═════ DATA SUPPLIED

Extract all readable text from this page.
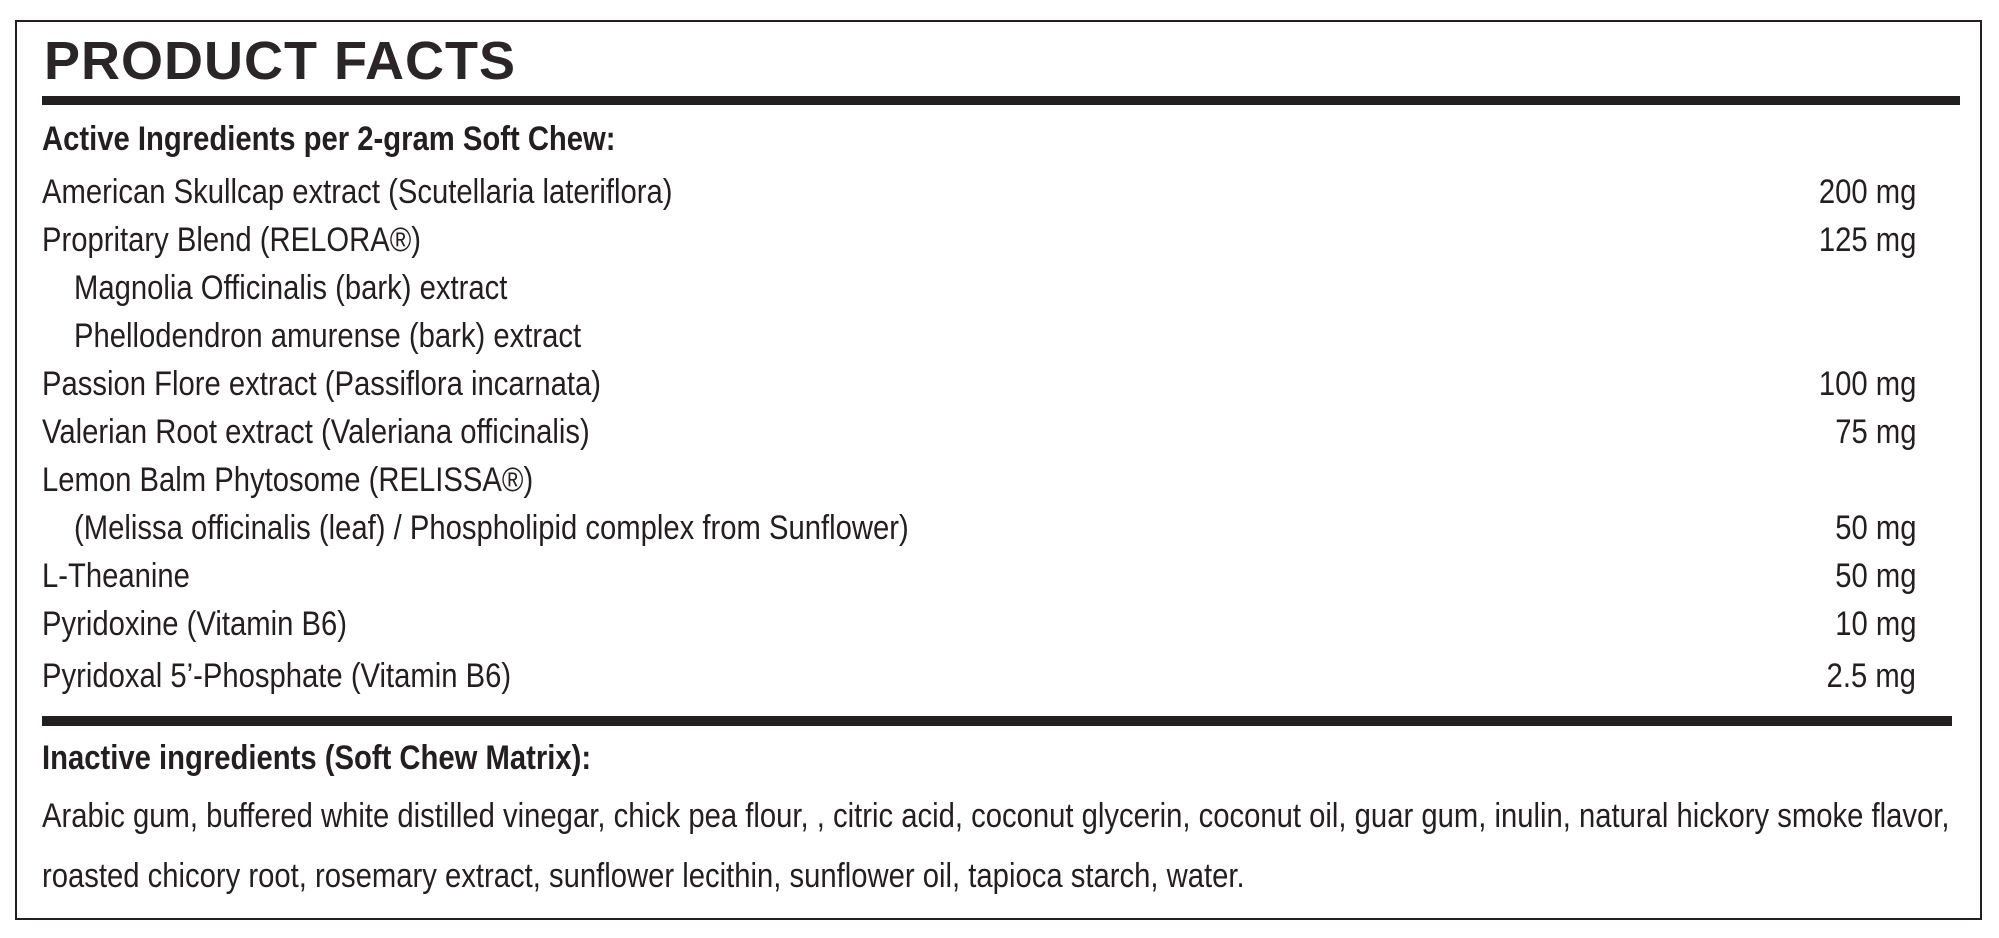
PRODUCT FACTS
Active Ingredients per 2-gram Soft Chew:
American Skullcap extract (Scutellaria lateriflora)	200 mg
Propritary Blend (RELORA®)	125 mg
Magnolia Officinalis (bark) extract
Phellodendron amurense (bark) extract
Passion Flore extract (Passiflora incarnata)	100 mg
Valerian Root extract (Valeriana officinalis)	75 mg
Lemon Balm Phytosome (RELISSA®)
(Melissa officinalis (leaf) / Phospholipid complex from Sunflower)	50 mg
L-Theanine	50 mg
Pyridoxine (Vitamin B6)	10 mg
Pyridoxal 5’-Phosphate (Vitamin B6)	2.5 mg
Inactive ingredients (Soft Chew Matrix):
Arabic gum, buffered white distilled vinegar, chick pea flour, , citric acid, coconut glycerin, coconut oil, guar gum, inulin, natural hickory smoke flavor, roasted chicory root, rosemary extract, sunflower lecithin, sunflower oil, tapioca starch, water.
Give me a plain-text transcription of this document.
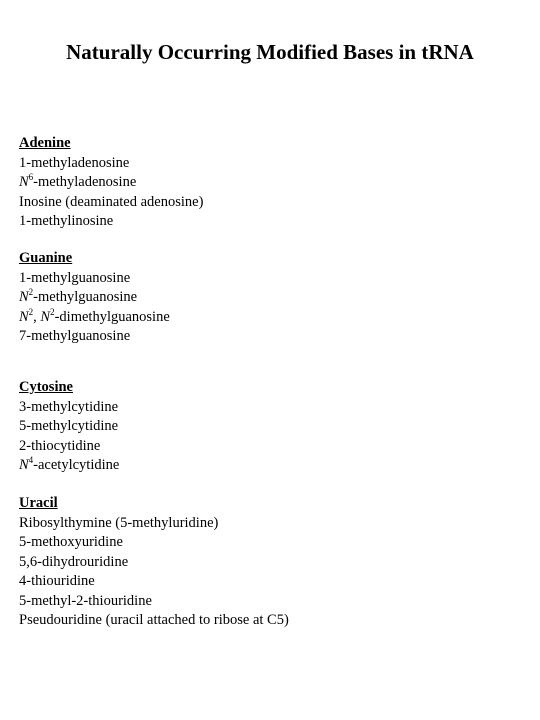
Naturally Occurring Modified Bases in tRNA
Adenine
1-methyladenosine
$N^6$-methyladenosine
Inosine (deaminated adenosine)
1-methylinosine
Guanine
1-methylguanosine
$N^2$-methylguanosine
$N^2$, $N^2$-dimethylguanosine
7-methylguanosine
Cytosine
3-methylcytidine
5-methylcytidine
2-thiocytidine
$N^4$-acetylcytidine
Uracil
Ribosylthymine (5-methyluridine)
5-methoxyuridine
5,6-dihydrouridine
4-thiouridine
5-methyl-2-thiouridine
Pseudouridine (uracil attached to ribose at C5)
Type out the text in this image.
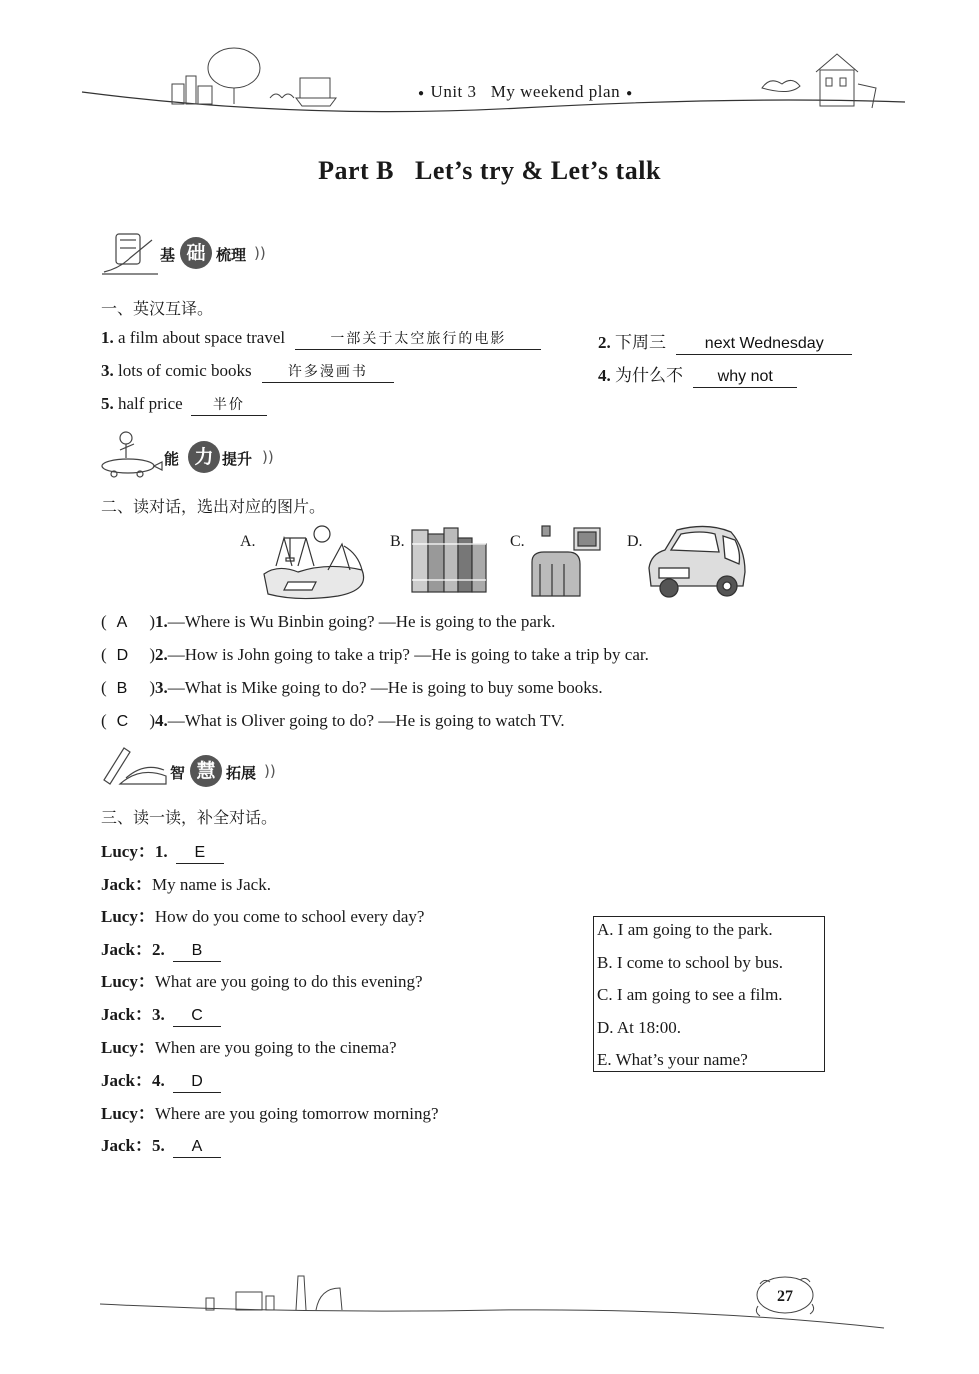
● Unit 3 My weekend plan ●
Part B   Let’s try & Let’s talk
基 础 梳理 ))
一、英汉互译。
1. a film about space travel	一部关于太空旅行的电影	2. 下周三 next Wednesday
3. lots of comic books	许多漫画书	4. 为什么不 why not
5. half price 半价
能 力 提升 ))
二、读对话，选出对应的图片。
A.	B.	C.	D.
( A ) 1.—Where is Wu Binbin going? —He is going to the park.
( D ) 2.—How is John going to take a trip? —He is going to take a trip by car.
( B ) 3.—What is Mike going to do? —He is going to buy some books.
( C ) 4.—What is Oliver going to do? —He is going to watch TV.
智 慧 拓展 ))
三、读一读，补全对话。
Lucy：1. E
Jack：My name is Jack.
Lucy：How do you come to school every day?
Jack：2. B
Lucy：What are you going to do this evening?
Jack：3. C
Lucy：When are you going to the cinema?
Jack：4. D
Lucy：Where are you going tomorrow morning?
Jack：5. A
A. I am going to the park.
B. I come to school by bus.
C. I am going to see a film.
D. At 18:00.
E. What’s your name?
27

══════════

| WHAT THIS TASK INVOLVES |
Return all of the entries word for word, but omit the pictures.

| REPLY TO THE TASK |
Extract all readable text from this page.
PRODUCT FACTS
Active Ingredients per 2-gram Soft Chew:
American Skullcap extract (Scutellaria lateriflora)	200 mg
Propritary Blend (RELORA®)	125 mg
Magnolia Officinalis (bark) extract
Phellodendron amurense (bark) extract
Passion Flore extract (Passiflora incarnata)	100 mg
Valerian Root extract (Valeriana officinalis)	75 mg
Lemon Balm Phytosome (RELISSA®)
(Melissa officinalis (leaf) / Phospholipid complex from Sunflower)	50 mg
L-Theanine	50 mg
Pyridoxine (Vitamin B6)	10 mg
Pyridoxal 5’-Phosphate (Vitamin B6)	2.5 mg
Inactive ingredients (Soft Chew Matrix):
Arabic gum, buffered white distilled vinegar, chick pea flour, , citric acid, coconut glycerin, coconut oil, guar gum, inulin, natural hickory smoke flavor, roasted chicory root, rosemary extract, sunflower lecithin, sunflower oil, tapioca starch, water.
Give me a plain-text transcription of this document.
Naturally Occurring Modified Bases in tRNA
Adenine
1-methyladenosine
$N^6$-methyladenosine
Inosine (deaminated adenosine)
1-methylinosine
Guanine
1-methylguanosine
$N^2$-methylguanosine
$N^2$, $N^2$-dimethylguanosine
7-methylguanosine
Cytosine
3-methylcytidine
5-methylcytidine
2-thiocytidine
$N^4$-acetylcytidine
Uracil
Ribosylthymine (5-methyluridine)
5-methoxyuridine
5,6-dihydrouridine
4-thiouridine
5-methyl-2-thiouridine
Pseudouridine (uracil attached to ribose at C5)
Type out the text in this image.
● Unit 3 My weekend plan ●
Part B   Let’s try & Let’s talk
基 础 梳理 ))
一、英汉互译。
1. a film about space travel	一部关于太空旅行的电影	2. 下周三 next Wednesday
3. lots of comic books	许多漫画书	4. 为什么不 why not
5. half price 半价
能 力 提升 ))
二、读对话，选出对应的图片。
A.	B.	C.	D.
( A ) 1.—Where is Wu Binbin going? —He is going to the park.
( D ) 2.—How is John going to take a trip? —He is going to take a trip by car.
( B ) 3.—What is Mike going to do? —He is going to buy some books.
( C ) 4.—What is Oliver going to do? —He is going to watch TV.
智 慧 拓展 ))
三、读一读，补全对话。
Lucy：1. E
Jack：My name is Jack.
Lucy：How do you come to school every day?
Jack：2. B
Lucy：What are you going to do this evening?
Jack：3. C
Lucy：When are you going to the cinema?
Jack：4. D
Lucy：Where are you going tomorrow morning?
Jack：5. A
A. I am going to the park.
B. I come to school by bus.
C. I am going to see a film.
D. At 18:00.
E. What’s your name?
27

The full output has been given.